Top of DATA SUPPLIED

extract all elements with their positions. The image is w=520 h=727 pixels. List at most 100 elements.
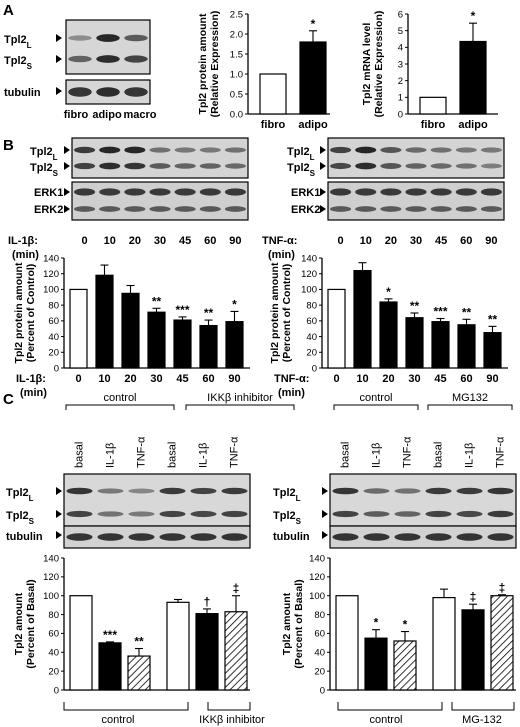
blot-band (363, 488, 390, 494)
y-tick-label: 140 (309, 553, 325, 564)
y-tick-label: 100 (43, 591, 59, 602)
blot-band (455, 206, 477, 212)
bar (121, 292, 140, 369)
blot-band (480, 163, 502, 169)
blot-band (363, 533, 390, 541)
y-tick-label: 120 (43, 572, 59, 583)
blot-band (124, 206, 146, 212)
blot-band (456, 487, 483, 495)
blot-band (405, 188, 427, 196)
significance-mark: * (471, 9, 476, 23)
blot-band (99, 188, 121, 196)
blot-band (99, 162, 121, 170)
blot-band (124, 188, 146, 196)
blot-band (68, 35, 92, 41)
y-tick-label: 2.5 (230, 9, 243, 20)
blot-band (99, 206, 121, 212)
blot-band (330, 188, 352, 196)
significance-mark: ** (462, 305, 472, 319)
y-tick-label: 40 (314, 648, 325, 659)
blot-band (149, 163, 171, 169)
category-label: 10 (98, 373, 110, 385)
significance-mark: *** (175, 303, 189, 317)
time-label: 20 (129, 235, 141, 247)
y-axis-title: Tpl2 amount (281, 592, 293, 655)
lane-label: TNF-α (136, 436, 148, 468)
bar (364, 637, 388, 691)
blot-band (355, 162, 377, 170)
lane-label: basal (74, 442, 86, 468)
blot-band (174, 147, 196, 153)
blot-band (68, 55, 92, 63)
blot-band (190, 487, 217, 495)
y-axis-title: Tpl2 mRNA level (361, 23, 373, 106)
significance-mark: ‡ (499, 581, 506, 595)
blot-band (487, 487, 514, 495)
y-tick-label: 60 (48, 629, 59, 640)
time-label: 30 (154, 235, 166, 247)
erk1-label-b1: ERK1 (34, 187, 63, 199)
blot-band (455, 163, 477, 169)
significance-mark: ** (488, 312, 498, 326)
significance-mark: ‡ (470, 590, 477, 604)
y-axis-title: (Percent of Basal) (293, 579, 305, 668)
blot-band (456, 510, 483, 518)
lane-macro: macro (123, 109, 156, 121)
y-tick-label: 40 (306, 332, 317, 343)
y-tick-label: 60 (306, 316, 317, 327)
category-label: 90 (486, 373, 498, 385)
y-tick-label: 140 (43, 553, 59, 564)
lane-label: basal (433, 442, 445, 468)
blot-band (405, 206, 427, 212)
blot-band (96, 87, 120, 97)
significance-mark: * (386, 285, 391, 299)
significance-mark: ** (152, 294, 162, 308)
blot-band (224, 147, 246, 153)
y-tick-label: 4 (398, 43, 403, 54)
blot-band (66, 510, 93, 518)
y-axis-title: (Percent of Control) (281, 264, 293, 363)
y-axis-title: Tpl2 protein amount (13, 262, 25, 363)
y-tick-label: 2.0 (230, 29, 243, 40)
il1b-label: IL-1β: (8, 235, 38, 247)
significance-mark: † (204, 595, 211, 609)
lane-label: IL-1β (105, 443, 117, 468)
tpl2-short-label: Tpl2S (4, 55, 33, 71)
tpl2-short-label-c1: Tpl2S (6, 510, 35, 526)
blot-band (430, 147, 452, 153)
blot-band (455, 188, 477, 196)
tpl2-long-label: Tpl2L (4, 34, 32, 50)
group-control-top-right: control (359, 392, 392, 404)
x-axis-unit: (min) (20, 387, 47, 399)
time-label: 60 (204, 235, 216, 247)
x-axis-title: IL-1β: (16, 373, 46, 385)
category-label: fibro (421, 119, 446, 131)
bar (69, 288, 88, 369)
category-label: 30 (408, 373, 420, 385)
blot-band (128, 511, 155, 517)
erk1-label-b2: ERK1 (291, 187, 320, 199)
blot-band (394, 488, 421, 494)
erk2-label-b1: ERK2 (34, 204, 63, 216)
y-tick-label: 1 (398, 93, 403, 104)
y-tick-label: 140 (43, 253, 59, 264)
category-label: 0 (75, 373, 81, 385)
significance-mark: * (403, 618, 408, 632)
blot-band (149, 188, 171, 196)
blot-band (332, 510, 359, 518)
blot-band (456, 533, 483, 541)
bar (224, 611, 248, 691)
blot-band (128, 533, 155, 541)
bar (98, 642, 122, 691)
group-mg132-bottom: MG-132 (462, 714, 502, 726)
tubulin-label: tubulin (4, 87, 41, 99)
blot-band (487, 510, 514, 518)
bar (199, 324, 218, 369)
blot-band (190, 533, 217, 541)
y-tick-label: 80 (48, 610, 59, 621)
blot-band (174, 206, 196, 212)
bar (335, 595, 359, 691)
y-tick-label: 80 (48, 300, 59, 311)
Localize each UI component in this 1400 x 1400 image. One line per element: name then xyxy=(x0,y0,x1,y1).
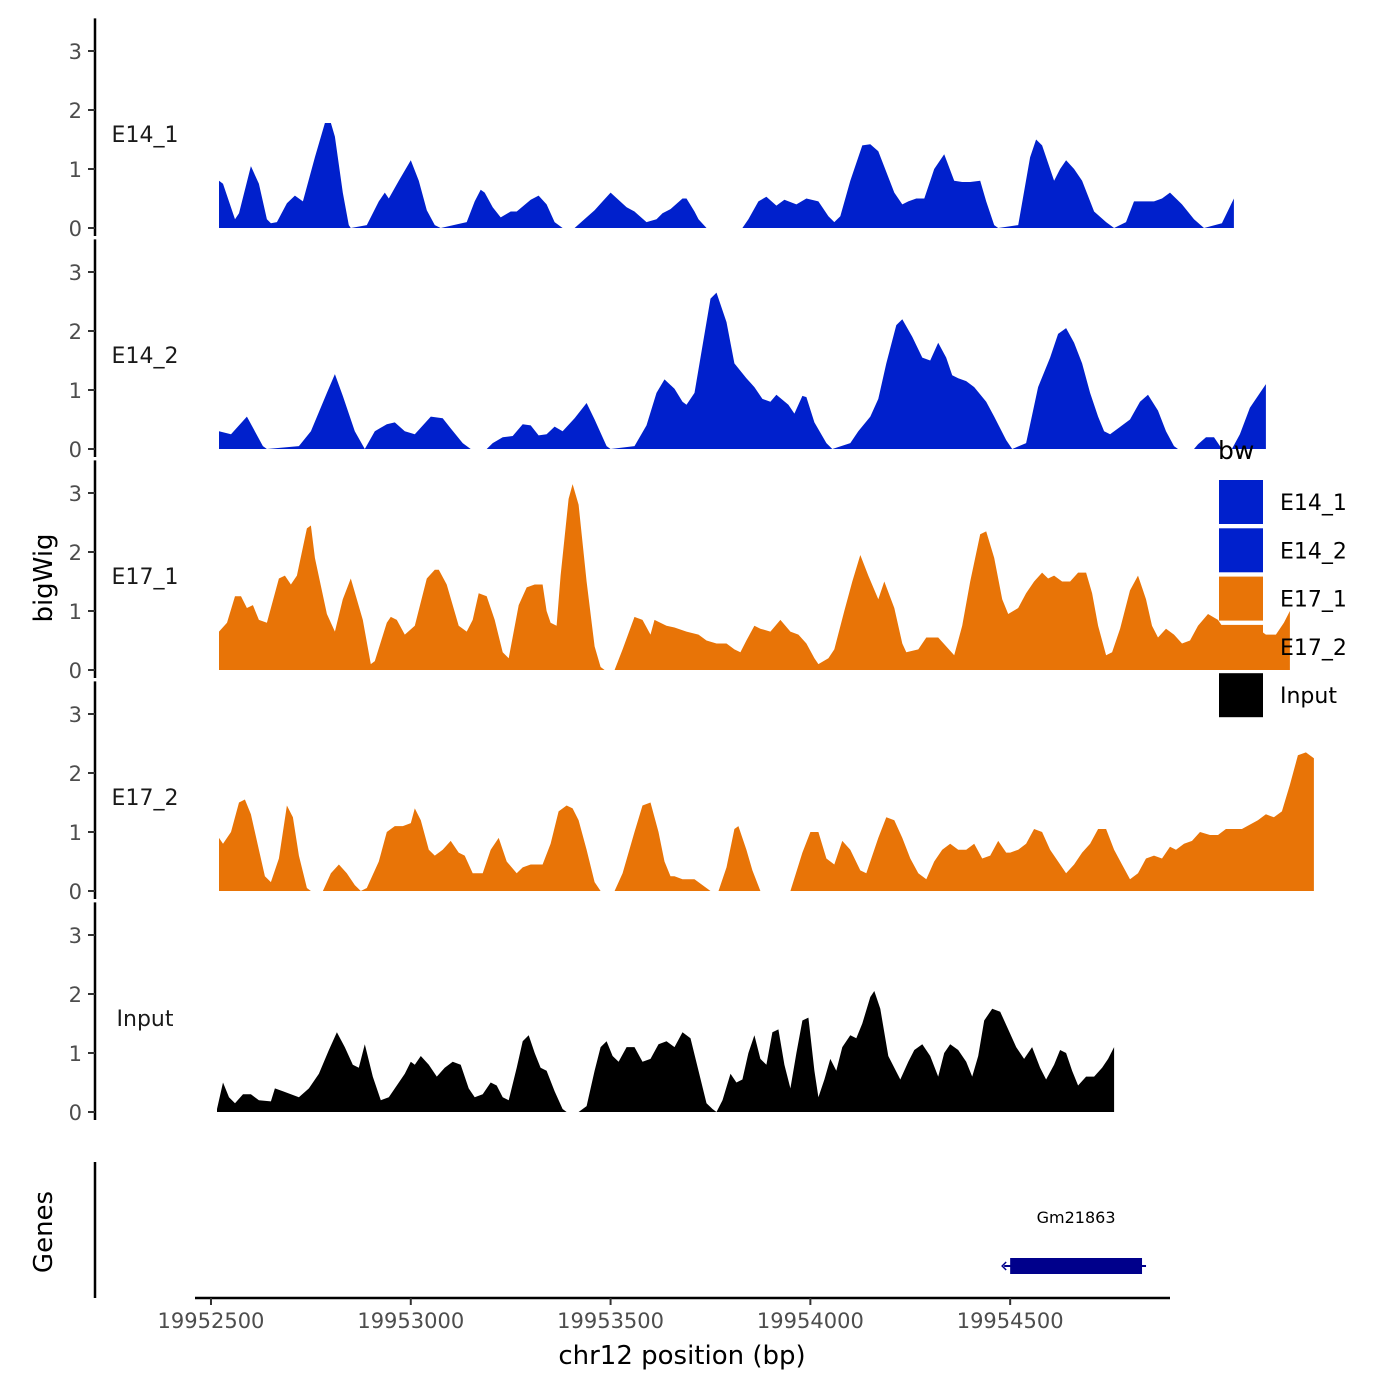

Bottom of DATA SUPPLIED

## WORK TO BE COMPLETED
What is needed is every entry written out word for word, with no pictures.

## EXPECTED ANSWER
extract all elements with their positions. The image is w=520 h=727 pixels. List at most 100 elements.
blot-band (363, 488, 390, 494)
y-tick-label: 140 (309, 553, 325, 564)
y-tick-label: 100 (43, 591, 59, 602)
blot-band (455, 206, 477, 212)
bar (121, 292, 140, 369)
blot-band (480, 163, 502, 169)
blot-band (363, 533, 390, 541)
y-tick-label: 120 (43, 572, 59, 583)
blot-band (124, 206, 146, 212)
blot-band (456, 487, 483, 495)
blot-band (405, 188, 427, 196)
significance-mark: * (471, 9, 476, 23)
blot-band (99, 188, 121, 196)
blot-band (99, 162, 121, 170)
blot-band (124, 188, 146, 196)
blot-band (68, 35, 92, 41)
y-tick-label: 2.5 (230, 9, 243, 20)
blot-band (99, 206, 121, 212)
blot-band (330, 188, 352, 196)
significance-mark: ** (462, 305, 472, 319)
y-tick-label: 40 (314, 648, 325, 659)
blot-band (149, 163, 171, 169)
category-label: 10 (98, 373, 110, 385)
significance-mark: *** (175, 303, 189, 317)
time-label: 20 (129, 235, 141, 247)
y-axis-title: Tpl2 amount (281, 592, 293, 655)
lane-label: TNF-α (136, 436, 148, 468)
bar (364, 637, 388, 691)
blot-band (355, 162, 377, 170)
lane-label: basal (74, 442, 86, 468)
blot-band (174, 147, 196, 153)
blot-band (68, 55, 92, 63)
blot-band (190, 487, 217, 495)
y-axis-title: Tpl2 mRNA level (361, 23, 373, 106)
significance-mark: ‡ (499, 581, 506, 595)
blot-band (487, 487, 514, 495)
y-tick-label: 60 (48, 629, 59, 640)
time-label: 30 (154, 235, 166, 247)
erk1-label-b1: ERK1 (34, 187, 63, 199)
blot-band (455, 163, 477, 169)
significance-mark: ** (488, 312, 498, 326)
significance-mark: ‡ (470, 590, 477, 604)
y-axis-title: (Percent of Basal) (293, 579, 305, 668)
blot-band (456, 510, 483, 518)
lane-macro: macro (123, 109, 156, 121)
y-tick-label: 40 (306, 332, 317, 343)
y-tick-label: 60 (306, 316, 317, 327)
category-label: 90 (486, 373, 498, 385)
y-tick-label: 140 (43, 553, 59, 564)
lane-label: basal (433, 442, 445, 468)
blot-band (405, 206, 427, 212)
blot-band (96, 87, 120, 97)
significance-mark: * (386, 285, 391, 299)
significance-mark: ** (152, 294, 162, 308)
blot-band (224, 147, 246, 153)
y-tick-label: 4 (398, 43, 403, 54)
blot-band (66, 510, 93, 518)
y-axis-title: (Percent of Control) (281, 264, 293, 363)
y-axis-title: Tpl2 protein amount (13, 262, 25, 363)
y-tick-label: 2.0 (230, 29, 243, 40)
il1b-label: IL-1β: (8, 235, 38, 247)
significance-mark: † (204, 595, 211, 609)
lane-label: IL-1β (105, 443, 117, 468)
tpl2-short-label: Tpl2S (4, 55, 33, 71)
tpl2-short-label-c1: Tpl2S (6, 510, 35, 526)
blot-band (430, 147, 452, 153)
blot-band (455, 188, 477, 196)
tpl2-long-label: Tpl2L (4, 34, 32, 50)
group-control-top-right: control (359, 392, 392, 404)
x-axis-unit: (min) (20, 387, 47, 399)
time-label: 60 (204, 235, 216, 247)
x-axis-title: IL-1β: (16, 373, 46, 385)
category-label: fibro (421, 119, 446, 131)
bar (69, 288, 88, 369)
category-label: 30 (408, 373, 420, 385)
blot-band (128, 511, 155, 517)
erk1-label-b2: ERK1 (291, 187, 320, 199)
blot-band (394, 488, 421, 494)
erk2-label-b1: ERK2 (34, 204, 63, 216)
y-tick-label: 1 (398, 93, 403, 104)
y-tick-label: 140 (43, 253, 59, 264)
category-label: 0 (75, 373, 81, 385)
significance-mark: * (403, 618, 408, 632)
blot-band (149, 188, 171, 196)
blot-band (332, 510, 359, 518)
blot-band (456, 533, 483, 541)
bar (224, 611, 248, 691)
blot-band (128, 533, 155, 541)
bar (98, 642, 122, 691)
group-mg132-bottom: MG-132 (462, 714, 502, 726)
tubulin-label: tubulin (4, 87, 41, 99)
blot-band (487, 510, 514, 518)
bar (199, 324, 218, 369)
blot-band (190, 533, 217, 541)
y-tick-label: 80 (48, 610, 59, 621)
blot-band (174, 206, 196, 212)
bar (335, 595, 359, 691)
y-tick-label: 80 (48, 300, 59, 311)
Localize each UI component in this 1400 x 1400 image. One line per element: name then xyxy=(x0,y0,x1,y1).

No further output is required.